=== WORK TO DO ===
Work out how many lines in the listing below include the word "Blueprint". Give nothing but the number.

#####

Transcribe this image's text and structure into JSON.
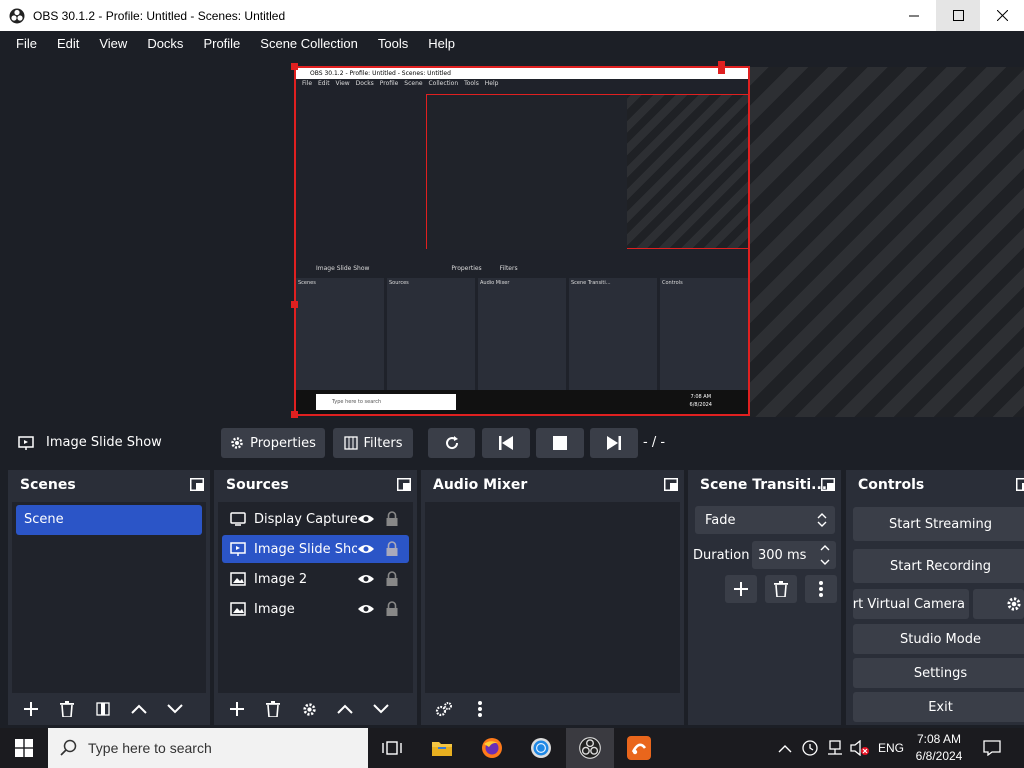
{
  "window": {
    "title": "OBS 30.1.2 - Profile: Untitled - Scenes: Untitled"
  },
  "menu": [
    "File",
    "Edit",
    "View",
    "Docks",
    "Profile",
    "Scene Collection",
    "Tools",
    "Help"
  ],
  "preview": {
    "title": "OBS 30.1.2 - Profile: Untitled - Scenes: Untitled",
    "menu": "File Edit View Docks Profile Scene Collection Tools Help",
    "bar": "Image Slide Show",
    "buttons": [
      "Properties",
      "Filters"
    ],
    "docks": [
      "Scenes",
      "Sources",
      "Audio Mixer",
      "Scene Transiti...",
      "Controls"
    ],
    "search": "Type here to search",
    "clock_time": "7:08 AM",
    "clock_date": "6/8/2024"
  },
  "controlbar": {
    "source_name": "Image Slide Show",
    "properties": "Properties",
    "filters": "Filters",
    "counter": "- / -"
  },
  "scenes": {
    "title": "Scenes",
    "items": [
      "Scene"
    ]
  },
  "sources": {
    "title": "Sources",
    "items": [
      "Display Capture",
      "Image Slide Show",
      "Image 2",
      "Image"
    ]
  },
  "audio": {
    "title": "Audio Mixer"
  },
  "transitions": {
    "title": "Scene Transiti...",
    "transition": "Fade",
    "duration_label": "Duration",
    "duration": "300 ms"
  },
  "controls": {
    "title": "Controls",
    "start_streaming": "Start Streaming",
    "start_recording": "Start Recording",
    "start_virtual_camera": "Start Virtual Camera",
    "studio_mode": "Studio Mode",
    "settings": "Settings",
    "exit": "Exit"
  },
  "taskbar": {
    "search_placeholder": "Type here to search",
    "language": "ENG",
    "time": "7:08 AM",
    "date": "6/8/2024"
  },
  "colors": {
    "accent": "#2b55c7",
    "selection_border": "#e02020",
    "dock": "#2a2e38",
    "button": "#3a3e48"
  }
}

#####

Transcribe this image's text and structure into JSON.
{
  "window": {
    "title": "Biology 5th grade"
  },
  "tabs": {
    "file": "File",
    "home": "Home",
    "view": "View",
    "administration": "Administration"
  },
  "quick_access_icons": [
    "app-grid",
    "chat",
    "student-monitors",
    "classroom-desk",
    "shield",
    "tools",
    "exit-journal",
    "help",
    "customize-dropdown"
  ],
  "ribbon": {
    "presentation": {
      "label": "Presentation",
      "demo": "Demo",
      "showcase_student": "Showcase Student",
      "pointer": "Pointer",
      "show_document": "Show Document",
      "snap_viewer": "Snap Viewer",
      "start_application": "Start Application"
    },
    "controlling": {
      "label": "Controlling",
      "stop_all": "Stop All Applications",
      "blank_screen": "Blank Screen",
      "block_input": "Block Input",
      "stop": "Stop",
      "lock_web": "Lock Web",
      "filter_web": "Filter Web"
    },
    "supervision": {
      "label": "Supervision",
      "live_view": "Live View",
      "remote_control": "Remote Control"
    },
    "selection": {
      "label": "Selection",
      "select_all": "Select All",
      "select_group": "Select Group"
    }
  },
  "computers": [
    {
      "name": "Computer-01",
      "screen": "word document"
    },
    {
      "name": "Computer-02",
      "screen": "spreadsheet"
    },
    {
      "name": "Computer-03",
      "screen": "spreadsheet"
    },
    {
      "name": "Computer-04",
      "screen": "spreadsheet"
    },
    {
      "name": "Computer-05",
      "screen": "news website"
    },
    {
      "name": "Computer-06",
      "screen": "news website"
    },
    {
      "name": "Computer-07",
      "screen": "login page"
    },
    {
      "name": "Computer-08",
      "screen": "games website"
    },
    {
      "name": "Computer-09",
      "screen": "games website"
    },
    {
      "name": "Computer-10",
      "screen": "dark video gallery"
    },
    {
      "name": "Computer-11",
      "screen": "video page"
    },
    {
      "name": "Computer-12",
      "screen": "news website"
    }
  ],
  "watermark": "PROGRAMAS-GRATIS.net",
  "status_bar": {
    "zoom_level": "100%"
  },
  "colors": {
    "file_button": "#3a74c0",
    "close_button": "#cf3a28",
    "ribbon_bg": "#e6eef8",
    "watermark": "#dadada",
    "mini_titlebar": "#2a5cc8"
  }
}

#####

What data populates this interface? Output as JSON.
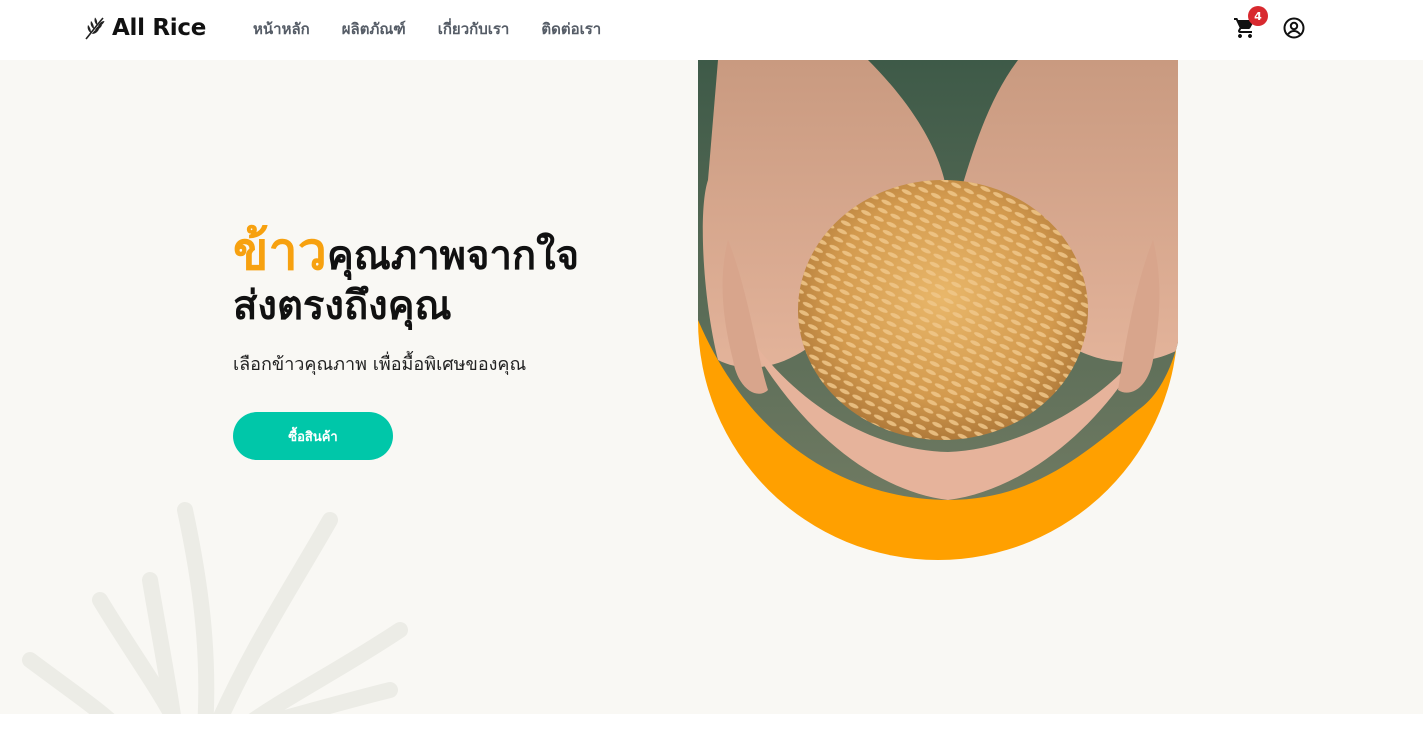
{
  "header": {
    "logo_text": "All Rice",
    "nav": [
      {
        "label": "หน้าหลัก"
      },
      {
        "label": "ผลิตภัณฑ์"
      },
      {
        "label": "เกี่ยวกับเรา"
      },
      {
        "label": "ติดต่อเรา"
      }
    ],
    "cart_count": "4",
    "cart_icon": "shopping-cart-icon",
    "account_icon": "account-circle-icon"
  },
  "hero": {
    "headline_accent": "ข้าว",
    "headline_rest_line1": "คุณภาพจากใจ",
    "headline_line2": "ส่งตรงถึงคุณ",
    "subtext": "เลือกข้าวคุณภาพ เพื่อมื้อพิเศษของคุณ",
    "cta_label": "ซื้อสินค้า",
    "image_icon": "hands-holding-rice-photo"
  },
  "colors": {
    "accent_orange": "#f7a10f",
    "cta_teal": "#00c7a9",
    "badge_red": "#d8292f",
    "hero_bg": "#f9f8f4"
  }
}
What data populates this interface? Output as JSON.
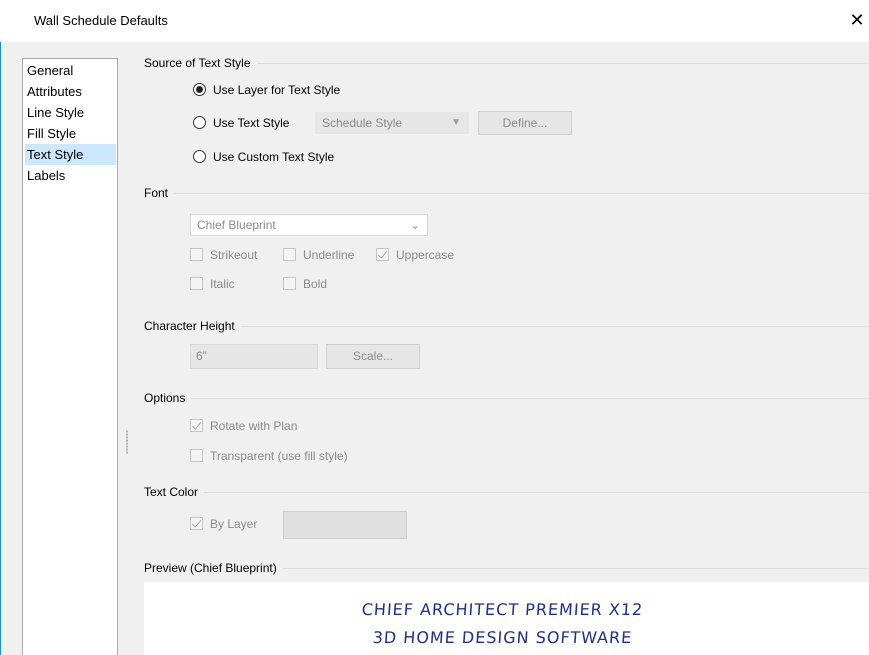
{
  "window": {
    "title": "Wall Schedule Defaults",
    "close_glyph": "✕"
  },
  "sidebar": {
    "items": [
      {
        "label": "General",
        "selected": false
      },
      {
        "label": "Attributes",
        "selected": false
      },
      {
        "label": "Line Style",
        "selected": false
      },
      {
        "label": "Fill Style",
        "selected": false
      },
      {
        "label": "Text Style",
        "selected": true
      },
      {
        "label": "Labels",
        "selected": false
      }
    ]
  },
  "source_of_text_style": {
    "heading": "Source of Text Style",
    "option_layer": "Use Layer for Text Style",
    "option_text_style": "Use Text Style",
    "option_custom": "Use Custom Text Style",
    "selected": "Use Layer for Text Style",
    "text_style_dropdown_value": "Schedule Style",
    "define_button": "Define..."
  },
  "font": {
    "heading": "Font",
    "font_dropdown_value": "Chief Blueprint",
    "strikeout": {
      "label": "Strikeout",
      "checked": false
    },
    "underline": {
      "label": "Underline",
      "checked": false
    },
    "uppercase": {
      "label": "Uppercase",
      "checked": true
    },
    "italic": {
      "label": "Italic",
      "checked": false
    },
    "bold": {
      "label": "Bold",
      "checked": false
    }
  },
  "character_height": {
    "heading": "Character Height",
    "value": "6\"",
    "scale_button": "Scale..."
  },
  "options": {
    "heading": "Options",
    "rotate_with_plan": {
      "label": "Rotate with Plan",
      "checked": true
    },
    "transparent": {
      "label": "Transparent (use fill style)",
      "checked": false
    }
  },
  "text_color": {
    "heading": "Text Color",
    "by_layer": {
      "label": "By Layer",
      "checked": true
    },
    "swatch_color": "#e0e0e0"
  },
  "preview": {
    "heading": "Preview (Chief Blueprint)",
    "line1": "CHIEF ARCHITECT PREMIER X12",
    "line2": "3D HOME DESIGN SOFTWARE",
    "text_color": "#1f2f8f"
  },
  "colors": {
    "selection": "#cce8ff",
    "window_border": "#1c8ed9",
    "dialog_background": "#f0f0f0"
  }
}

#####

=== TASK RESULT ===
2